Dataset entries:
--- START ---
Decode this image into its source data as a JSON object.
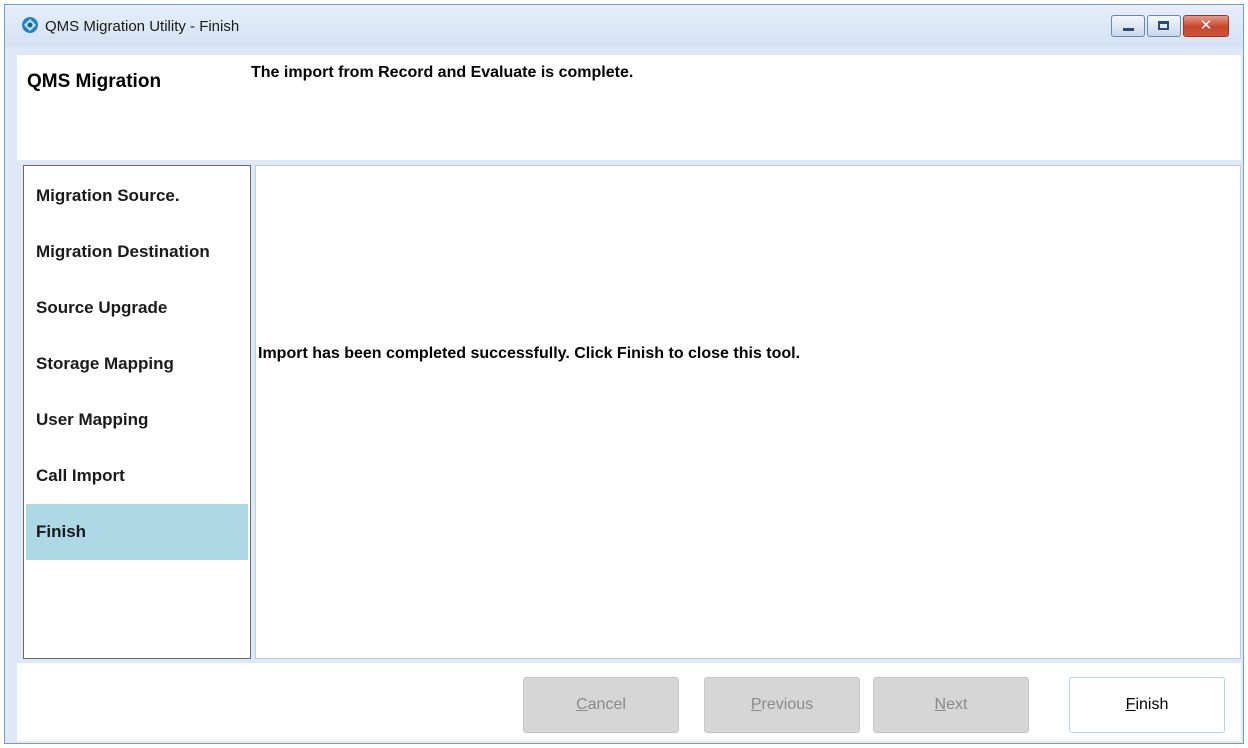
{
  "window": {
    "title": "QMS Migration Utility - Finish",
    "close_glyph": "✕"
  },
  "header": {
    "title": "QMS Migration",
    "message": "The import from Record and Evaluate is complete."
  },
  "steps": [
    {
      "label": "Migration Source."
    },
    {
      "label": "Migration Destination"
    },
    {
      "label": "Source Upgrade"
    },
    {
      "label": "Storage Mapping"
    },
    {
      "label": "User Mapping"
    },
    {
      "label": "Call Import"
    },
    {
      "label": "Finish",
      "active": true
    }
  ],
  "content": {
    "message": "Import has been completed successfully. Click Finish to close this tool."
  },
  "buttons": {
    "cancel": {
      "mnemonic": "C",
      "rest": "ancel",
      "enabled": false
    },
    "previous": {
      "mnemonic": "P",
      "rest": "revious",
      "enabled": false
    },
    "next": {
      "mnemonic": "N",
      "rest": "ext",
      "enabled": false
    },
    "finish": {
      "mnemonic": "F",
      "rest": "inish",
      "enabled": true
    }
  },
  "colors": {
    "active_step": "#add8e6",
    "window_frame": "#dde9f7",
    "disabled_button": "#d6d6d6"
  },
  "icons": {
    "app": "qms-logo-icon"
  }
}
--- END ---
AIM OF THE EXERCISE: Copy each line that holds the word "rest".

REPLY:
      "rest": "ancel",
      "rest": "revious",
      "rest": "ext",
      "rest": "inish",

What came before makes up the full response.